Reproduce precisely the lines of the material below from the line containing "Give me the" up to and including its last line. Pictures must not be copied.

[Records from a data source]
○ ○ ○ ○

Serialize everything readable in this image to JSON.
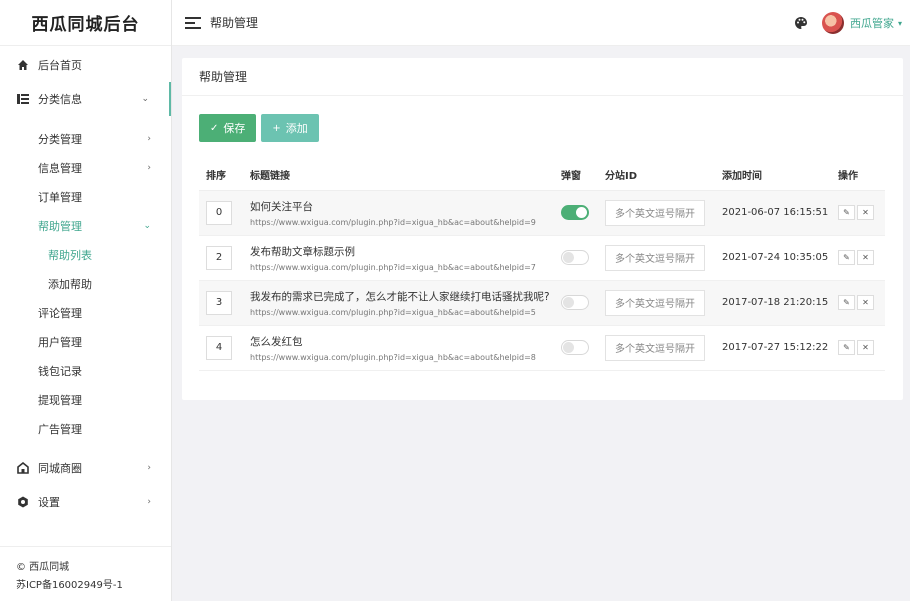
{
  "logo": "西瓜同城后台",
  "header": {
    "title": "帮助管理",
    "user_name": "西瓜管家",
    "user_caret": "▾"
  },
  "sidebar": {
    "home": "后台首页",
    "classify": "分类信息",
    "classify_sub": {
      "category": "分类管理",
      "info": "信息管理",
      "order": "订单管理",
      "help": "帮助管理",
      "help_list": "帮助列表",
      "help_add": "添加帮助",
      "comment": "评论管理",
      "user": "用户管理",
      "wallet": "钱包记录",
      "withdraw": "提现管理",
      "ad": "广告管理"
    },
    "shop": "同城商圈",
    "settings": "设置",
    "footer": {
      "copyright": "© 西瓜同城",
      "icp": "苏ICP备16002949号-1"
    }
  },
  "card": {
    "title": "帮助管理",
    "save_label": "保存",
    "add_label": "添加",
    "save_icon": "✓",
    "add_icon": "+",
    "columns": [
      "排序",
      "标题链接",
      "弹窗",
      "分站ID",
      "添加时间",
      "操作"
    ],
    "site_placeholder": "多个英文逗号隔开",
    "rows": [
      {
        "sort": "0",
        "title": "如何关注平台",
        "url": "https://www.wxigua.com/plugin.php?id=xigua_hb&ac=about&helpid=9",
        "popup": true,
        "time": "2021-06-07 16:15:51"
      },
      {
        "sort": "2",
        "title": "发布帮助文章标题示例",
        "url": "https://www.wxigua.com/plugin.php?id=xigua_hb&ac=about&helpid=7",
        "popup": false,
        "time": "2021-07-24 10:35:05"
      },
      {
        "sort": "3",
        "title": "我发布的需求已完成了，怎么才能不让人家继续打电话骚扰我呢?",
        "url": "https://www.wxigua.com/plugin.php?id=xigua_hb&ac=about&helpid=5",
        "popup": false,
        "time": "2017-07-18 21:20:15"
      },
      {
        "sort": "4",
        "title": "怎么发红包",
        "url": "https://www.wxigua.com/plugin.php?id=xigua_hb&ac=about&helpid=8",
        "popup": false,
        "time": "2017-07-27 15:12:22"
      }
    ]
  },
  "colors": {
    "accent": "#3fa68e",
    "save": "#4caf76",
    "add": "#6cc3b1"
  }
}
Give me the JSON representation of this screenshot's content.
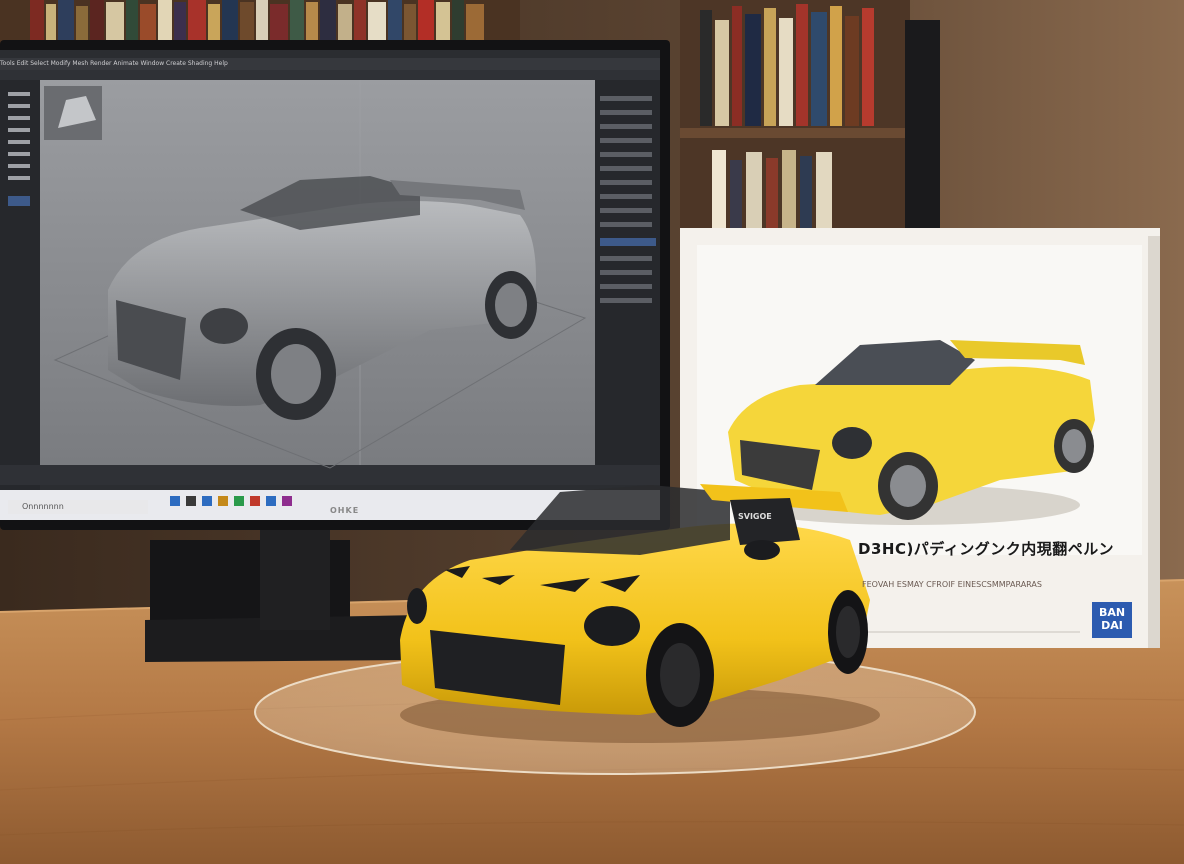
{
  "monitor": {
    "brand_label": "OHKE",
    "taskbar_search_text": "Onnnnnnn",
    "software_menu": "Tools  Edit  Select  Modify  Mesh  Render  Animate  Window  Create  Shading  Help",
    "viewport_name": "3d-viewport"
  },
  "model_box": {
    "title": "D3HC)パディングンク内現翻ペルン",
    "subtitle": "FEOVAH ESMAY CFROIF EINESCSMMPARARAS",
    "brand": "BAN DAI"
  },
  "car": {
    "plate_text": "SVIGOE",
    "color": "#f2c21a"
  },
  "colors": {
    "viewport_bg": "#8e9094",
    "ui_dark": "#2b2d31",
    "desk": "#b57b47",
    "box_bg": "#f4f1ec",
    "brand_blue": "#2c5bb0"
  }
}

○ ○ ○ ○

**SOLUTION TO THIS EXERCISE:**
Give me the JSON representation of this screenshot's content.
{
  "monitor": {
    "brand_label": "OHKE",
    "taskbar_search_text": "Onnnnnnn",
    "software_menu": "Tools  Edit  Select  Modify  Mesh  Render  Animate  Window  Create  Shading  Help",
    "viewport_name": "3d-viewport"
  },
  "model_box": {
    "title": "D3HC)パディングンク内現翻ペルン",
    "subtitle": "FEOVAH ESMAY CFROIF EINESCSMMPARARAS",
    "brand": "BAN DAI"
  },
  "car": {
    "plate_text": "SVIGOE",
    "color": "#f2c21a"
  },
  "colors": {
    "viewport_bg": "#8e9094",
    "ui_dark": "#2b2d31",
    "desk": "#b57b47",
    "box_bg": "#f4f1ec",
    "brand_blue": "#2c5bb0"
  }
}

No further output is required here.